━━ EXTRACTED DATA ━━
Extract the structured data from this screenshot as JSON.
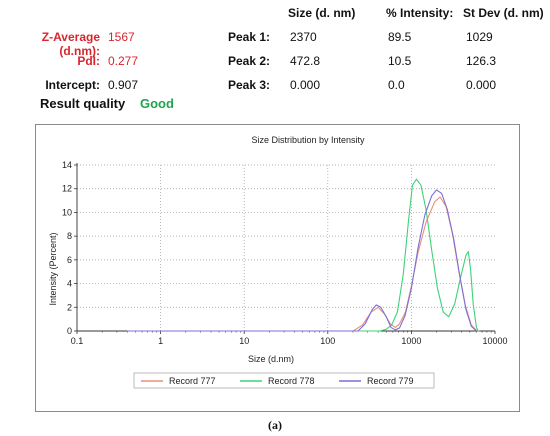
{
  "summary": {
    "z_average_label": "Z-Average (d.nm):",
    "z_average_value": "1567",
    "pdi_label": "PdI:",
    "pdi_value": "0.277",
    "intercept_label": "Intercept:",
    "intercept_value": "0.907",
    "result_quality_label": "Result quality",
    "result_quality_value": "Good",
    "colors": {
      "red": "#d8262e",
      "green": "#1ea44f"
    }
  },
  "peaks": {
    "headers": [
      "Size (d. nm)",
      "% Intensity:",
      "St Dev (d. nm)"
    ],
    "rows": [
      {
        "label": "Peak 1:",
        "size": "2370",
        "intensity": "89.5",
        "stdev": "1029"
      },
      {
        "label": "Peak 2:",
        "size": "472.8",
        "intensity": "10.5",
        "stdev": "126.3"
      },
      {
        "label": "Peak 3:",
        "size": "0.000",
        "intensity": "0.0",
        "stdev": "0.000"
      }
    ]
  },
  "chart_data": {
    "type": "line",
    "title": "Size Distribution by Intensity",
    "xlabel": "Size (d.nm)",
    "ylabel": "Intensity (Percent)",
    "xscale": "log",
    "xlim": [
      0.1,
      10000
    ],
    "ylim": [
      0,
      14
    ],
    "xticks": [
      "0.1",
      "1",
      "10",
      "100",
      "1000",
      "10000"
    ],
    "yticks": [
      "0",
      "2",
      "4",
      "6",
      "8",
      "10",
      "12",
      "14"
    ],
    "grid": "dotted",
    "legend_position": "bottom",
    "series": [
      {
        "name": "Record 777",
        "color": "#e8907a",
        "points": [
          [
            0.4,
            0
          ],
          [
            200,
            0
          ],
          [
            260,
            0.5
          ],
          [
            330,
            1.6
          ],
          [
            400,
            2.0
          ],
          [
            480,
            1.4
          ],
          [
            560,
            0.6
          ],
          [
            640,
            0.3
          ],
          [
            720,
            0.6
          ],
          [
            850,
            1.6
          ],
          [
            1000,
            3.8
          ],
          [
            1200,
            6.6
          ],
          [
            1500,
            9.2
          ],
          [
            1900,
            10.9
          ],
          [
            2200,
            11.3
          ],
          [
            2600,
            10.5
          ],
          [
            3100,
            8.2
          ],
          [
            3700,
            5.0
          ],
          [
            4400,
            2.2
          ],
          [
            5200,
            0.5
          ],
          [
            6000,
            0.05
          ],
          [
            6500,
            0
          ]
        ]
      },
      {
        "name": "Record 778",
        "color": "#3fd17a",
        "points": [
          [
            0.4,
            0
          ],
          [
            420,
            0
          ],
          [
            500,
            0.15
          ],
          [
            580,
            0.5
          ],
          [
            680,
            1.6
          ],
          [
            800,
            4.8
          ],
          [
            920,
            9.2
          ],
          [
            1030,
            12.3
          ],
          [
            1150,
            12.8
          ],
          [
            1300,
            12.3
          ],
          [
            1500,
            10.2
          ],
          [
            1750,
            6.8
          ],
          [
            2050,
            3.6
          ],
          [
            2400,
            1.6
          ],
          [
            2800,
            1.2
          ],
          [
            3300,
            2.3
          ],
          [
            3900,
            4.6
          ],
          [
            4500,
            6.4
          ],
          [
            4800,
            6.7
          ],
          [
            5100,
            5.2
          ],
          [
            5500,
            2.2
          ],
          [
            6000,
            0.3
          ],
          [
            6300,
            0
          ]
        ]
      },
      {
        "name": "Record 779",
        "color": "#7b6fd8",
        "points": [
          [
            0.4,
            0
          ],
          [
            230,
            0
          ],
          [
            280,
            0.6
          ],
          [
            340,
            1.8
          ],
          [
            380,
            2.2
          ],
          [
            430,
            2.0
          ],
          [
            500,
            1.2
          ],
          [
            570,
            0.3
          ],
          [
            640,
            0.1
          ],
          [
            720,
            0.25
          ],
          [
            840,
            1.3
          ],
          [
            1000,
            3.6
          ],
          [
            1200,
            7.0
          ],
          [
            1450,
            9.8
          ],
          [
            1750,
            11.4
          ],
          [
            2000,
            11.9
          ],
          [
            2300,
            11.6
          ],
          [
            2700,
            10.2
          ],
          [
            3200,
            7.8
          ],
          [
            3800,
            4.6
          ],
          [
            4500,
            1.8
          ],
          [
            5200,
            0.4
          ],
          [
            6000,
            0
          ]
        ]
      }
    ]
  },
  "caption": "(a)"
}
━━━
EXERCISE DETAILS:
Your task is to retype all the entries exactly and leave out any pictures.

EXERCISE RESULT:
Extract the structured data from this screenshot as JSON.
{
  "summary": {
    "z_average_label": "Z-Average (d.nm):",
    "z_average_value": "1567",
    "pdi_label": "PdI:",
    "pdi_value": "0.277",
    "intercept_label": "Intercept:",
    "intercept_value": "0.907",
    "result_quality_label": "Result quality",
    "result_quality_value": "Good",
    "colors": {
      "red": "#d8262e",
      "green": "#1ea44f"
    }
  },
  "peaks": {
    "headers": [
      "Size (d. nm)",
      "% Intensity:",
      "St Dev (d. nm)"
    ],
    "rows": [
      {
        "label": "Peak 1:",
        "size": "2370",
        "intensity": "89.5",
        "stdev": "1029"
      },
      {
        "label": "Peak 2:",
        "size": "472.8",
        "intensity": "10.5",
        "stdev": "126.3"
      },
      {
        "label": "Peak 3:",
        "size": "0.000",
        "intensity": "0.0",
        "stdev": "0.000"
      }
    ]
  },
  "chart_data": {
    "type": "line",
    "title": "Size Distribution by Intensity",
    "xlabel": "Size (d.nm)",
    "ylabel": "Intensity (Percent)",
    "xscale": "log",
    "xlim": [
      0.1,
      10000
    ],
    "ylim": [
      0,
      14
    ],
    "xticks": [
      "0.1",
      "1",
      "10",
      "100",
      "1000",
      "10000"
    ],
    "yticks": [
      "0",
      "2",
      "4",
      "6",
      "8",
      "10",
      "12",
      "14"
    ],
    "grid": "dotted",
    "legend_position": "bottom",
    "series": [
      {
        "name": "Record 777",
        "color": "#e8907a",
        "points": [
          [
            0.4,
            0
          ],
          [
            200,
            0
          ],
          [
            260,
            0.5
          ],
          [
            330,
            1.6
          ],
          [
            400,
            2.0
          ],
          [
            480,
            1.4
          ],
          [
            560,
            0.6
          ],
          [
            640,
            0.3
          ],
          [
            720,
            0.6
          ],
          [
            850,
            1.6
          ],
          [
            1000,
            3.8
          ],
          [
            1200,
            6.6
          ],
          [
            1500,
            9.2
          ],
          [
            1900,
            10.9
          ],
          [
            2200,
            11.3
          ],
          [
            2600,
            10.5
          ],
          [
            3100,
            8.2
          ],
          [
            3700,
            5.0
          ],
          [
            4400,
            2.2
          ],
          [
            5200,
            0.5
          ],
          [
            6000,
            0.05
          ],
          [
            6500,
            0
          ]
        ]
      },
      {
        "name": "Record 778",
        "color": "#3fd17a",
        "points": [
          [
            0.4,
            0
          ],
          [
            420,
            0
          ],
          [
            500,
            0.15
          ],
          [
            580,
            0.5
          ],
          [
            680,
            1.6
          ],
          [
            800,
            4.8
          ],
          [
            920,
            9.2
          ],
          [
            1030,
            12.3
          ],
          [
            1150,
            12.8
          ],
          [
            1300,
            12.3
          ],
          [
            1500,
            10.2
          ],
          [
            1750,
            6.8
          ],
          [
            2050,
            3.6
          ],
          [
            2400,
            1.6
          ],
          [
            2800,
            1.2
          ],
          [
            3300,
            2.3
          ],
          [
            3900,
            4.6
          ],
          [
            4500,
            6.4
          ],
          [
            4800,
            6.7
          ],
          [
            5100,
            5.2
          ],
          [
            5500,
            2.2
          ],
          [
            6000,
            0.3
          ],
          [
            6300,
            0
          ]
        ]
      },
      {
        "name": "Record 779",
        "color": "#7b6fd8",
        "points": [
          [
            0.4,
            0
          ],
          [
            230,
            0
          ],
          [
            280,
            0.6
          ],
          [
            340,
            1.8
          ],
          [
            380,
            2.2
          ],
          [
            430,
            2.0
          ],
          [
            500,
            1.2
          ],
          [
            570,
            0.3
          ],
          [
            640,
            0.1
          ],
          [
            720,
            0.25
          ],
          [
            840,
            1.3
          ],
          [
            1000,
            3.6
          ],
          [
            1200,
            7.0
          ],
          [
            1450,
            9.8
          ],
          [
            1750,
            11.4
          ],
          [
            2000,
            11.9
          ],
          [
            2300,
            11.6
          ],
          [
            2700,
            10.2
          ],
          [
            3200,
            7.8
          ],
          [
            3800,
            4.6
          ],
          [
            4500,
            1.8
          ],
          [
            5200,
            0.4
          ],
          [
            6000,
            0
          ]
        ]
      }
    ]
  },
  "caption": "(a)"
}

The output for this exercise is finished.